*Work to complete*
Print all the entries verbatim.

*Records shown*
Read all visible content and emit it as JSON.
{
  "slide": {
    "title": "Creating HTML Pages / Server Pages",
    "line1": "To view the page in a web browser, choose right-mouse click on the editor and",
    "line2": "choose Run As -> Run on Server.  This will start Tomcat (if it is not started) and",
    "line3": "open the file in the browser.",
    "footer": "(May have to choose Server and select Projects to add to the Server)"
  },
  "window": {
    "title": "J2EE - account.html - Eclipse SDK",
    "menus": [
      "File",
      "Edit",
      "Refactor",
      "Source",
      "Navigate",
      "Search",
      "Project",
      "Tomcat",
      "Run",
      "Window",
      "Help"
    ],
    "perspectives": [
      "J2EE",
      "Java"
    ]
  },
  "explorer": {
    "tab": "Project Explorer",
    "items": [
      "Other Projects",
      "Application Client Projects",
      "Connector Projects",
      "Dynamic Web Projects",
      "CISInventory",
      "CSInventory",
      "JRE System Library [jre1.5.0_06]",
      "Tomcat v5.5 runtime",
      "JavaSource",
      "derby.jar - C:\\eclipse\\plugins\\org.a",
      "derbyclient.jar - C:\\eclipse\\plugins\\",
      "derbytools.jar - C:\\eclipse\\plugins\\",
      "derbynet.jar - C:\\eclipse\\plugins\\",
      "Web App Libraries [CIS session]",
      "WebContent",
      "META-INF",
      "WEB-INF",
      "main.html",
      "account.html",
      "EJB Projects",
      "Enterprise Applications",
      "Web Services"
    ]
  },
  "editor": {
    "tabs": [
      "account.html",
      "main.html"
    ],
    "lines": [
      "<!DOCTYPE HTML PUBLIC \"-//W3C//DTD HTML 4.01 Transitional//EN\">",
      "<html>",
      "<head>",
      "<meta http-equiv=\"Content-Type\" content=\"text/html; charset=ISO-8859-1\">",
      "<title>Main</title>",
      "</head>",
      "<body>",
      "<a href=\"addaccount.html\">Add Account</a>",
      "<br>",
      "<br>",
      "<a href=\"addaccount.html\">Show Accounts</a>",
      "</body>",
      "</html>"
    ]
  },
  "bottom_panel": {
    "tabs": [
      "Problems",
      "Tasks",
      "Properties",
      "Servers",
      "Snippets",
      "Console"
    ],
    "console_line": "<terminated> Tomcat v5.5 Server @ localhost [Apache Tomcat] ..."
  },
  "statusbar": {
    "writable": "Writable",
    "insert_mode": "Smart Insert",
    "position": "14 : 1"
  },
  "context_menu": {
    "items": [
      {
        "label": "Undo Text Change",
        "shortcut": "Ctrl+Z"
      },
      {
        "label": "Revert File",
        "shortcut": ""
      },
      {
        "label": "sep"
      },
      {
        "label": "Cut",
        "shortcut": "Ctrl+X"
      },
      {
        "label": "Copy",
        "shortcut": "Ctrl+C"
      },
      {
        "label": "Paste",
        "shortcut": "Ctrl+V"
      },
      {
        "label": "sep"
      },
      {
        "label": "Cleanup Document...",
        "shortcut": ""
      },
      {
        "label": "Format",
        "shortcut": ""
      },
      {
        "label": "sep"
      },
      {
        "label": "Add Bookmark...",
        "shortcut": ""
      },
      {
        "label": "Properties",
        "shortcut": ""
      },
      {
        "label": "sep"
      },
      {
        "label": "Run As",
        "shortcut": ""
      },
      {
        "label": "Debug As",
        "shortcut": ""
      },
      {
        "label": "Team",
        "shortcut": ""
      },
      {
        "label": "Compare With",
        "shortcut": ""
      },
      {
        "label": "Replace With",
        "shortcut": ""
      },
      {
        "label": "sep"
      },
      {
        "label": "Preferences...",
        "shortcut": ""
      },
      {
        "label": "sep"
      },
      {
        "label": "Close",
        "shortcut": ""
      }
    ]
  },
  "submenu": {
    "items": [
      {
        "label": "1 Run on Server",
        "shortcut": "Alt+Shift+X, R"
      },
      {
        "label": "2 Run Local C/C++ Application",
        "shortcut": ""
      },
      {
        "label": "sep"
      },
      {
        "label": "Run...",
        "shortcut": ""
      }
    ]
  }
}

*Task output*
Read all visible content and emit it as JSON.
{
  "slide": {
    "title": "Creating HTML Pages / Server Pages",
    "line1": "To view the page in a web browser, choose right-mouse click on the editor and",
    "line2": "choose Run As -> Run on Server.  This will start Tomcat (if it is not started) and",
    "line3": "open the file in the browser.",
    "footer": "(May have to choose Server and select Projects to add to the Server)"
  },
  "window": {
    "title": "J2EE - account.html - Eclipse SDK",
    "menus": [
      "File",
      "Edit",
      "Refactor",
      "Source",
      "Navigate",
      "Search",
      "Project",
      "Tomcat",
      "Run",
      "Window",
      "Help"
    ],
    "perspectives": [
      "J2EE",
      "Java"
    ]
  },
  "explorer": {
    "tab": "Project Explorer",
    "items": [
      "Other Projects",
      "Application Client Projects",
      "Connector Projects",
      "Dynamic Web Projects",
      "CISInventory",
      "CSInventory",
      "JRE System Library [jre1.5.0_06]",
      "Tomcat v5.5 runtime",
      "JavaSource",
      "derby.jar - C:\\eclipse\\plugins\\org.a",
      "derbyclient.jar - C:\\eclipse\\plugins\\",
      "derbytools.jar - C:\\eclipse\\plugins\\",
      "derbynet.jar - C:\\eclipse\\plugins\\",
      "Web App Libraries [CIS session]",
      "WebContent",
      "META-INF",
      "WEB-INF",
      "main.html",
      "account.html",
      "EJB Projects",
      "Enterprise Applications",
      "Web Services"
    ]
  },
  "editor": {
    "tabs": [
      "account.html",
      "main.html"
    ],
    "lines": [
      "<!DOCTYPE HTML PUBLIC \"-//W3C//DTD HTML 4.01 Transitional//EN\">",
      "<html>",
      "<head>",
      "<meta http-equiv=\"Content-Type\" content=\"text/html; charset=ISO-8859-1\">",
      "<title>Main</title>",
      "</head>",
      "<body>",
      "<a href=\"addaccount.html\">Add Account</a>",
      "<br>",
      "<br>",
      "<a href=\"addaccount.html\">Show Accounts</a>",
      "</body>",
      "</html>"
    ]
  },
  "bottom_panel": {
    "tabs": [
      "Problems",
      "Tasks",
      "Properties",
      "Servers",
      "Snippets",
      "Console"
    ],
    "console_line": "<terminated> Tomcat v5.5 Server @ localhost [Apache Tomcat] ..."
  },
  "statusbar": {
    "writable": "Writable",
    "insert_mode": "Smart Insert",
    "position": "14 : 1"
  },
  "context_menu": {
    "items": [
      {
        "label": "Undo Text Change",
        "shortcut": "Ctrl+Z"
      },
      {
        "label": "Revert File",
        "shortcut": ""
      },
      {
        "label": "sep"
      },
      {
        "label": "Cut",
        "shortcut": "Ctrl+X"
      },
      {
        "label": "Copy",
        "shortcut": "Ctrl+C"
      },
      {
        "label": "Paste",
        "shortcut": "Ctrl+V"
      },
      {
        "label": "sep"
      },
      {
        "label": "Cleanup Document...",
        "shortcut": ""
      },
      {
        "label": "Format",
        "shortcut": ""
      },
      {
        "label": "sep"
      },
      {
        "label": "Add Bookmark...",
        "shortcut": ""
      },
      {
        "label": "Properties",
        "shortcut": ""
      },
      {
        "label": "sep"
      },
      {
        "label": "Run As",
        "shortcut": ""
      },
      {
        "label": "Debug As",
        "shortcut": ""
      },
      {
        "label": "Team",
        "shortcut": ""
      },
      {
        "label": "Compare With",
        "shortcut": ""
      },
      {
        "label": "Replace With",
        "shortcut": ""
      },
      {
        "label": "sep"
      },
      {
        "label": "Preferences...",
        "shortcut": ""
      },
      {
        "label": "sep"
      },
      {
        "label": "Close",
        "shortcut": ""
      }
    ]
  },
  "submenu": {
    "items": [
      {
        "label": "1 Run on Server",
        "shortcut": "Alt+Shift+X, R"
      },
      {
        "label": "2 Run Local C/C++ Application",
        "shortcut": ""
      },
      {
        "label": "sep"
      },
      {
        "label": "Run...",
        "shortcut": ""
      }
    ]
  }
}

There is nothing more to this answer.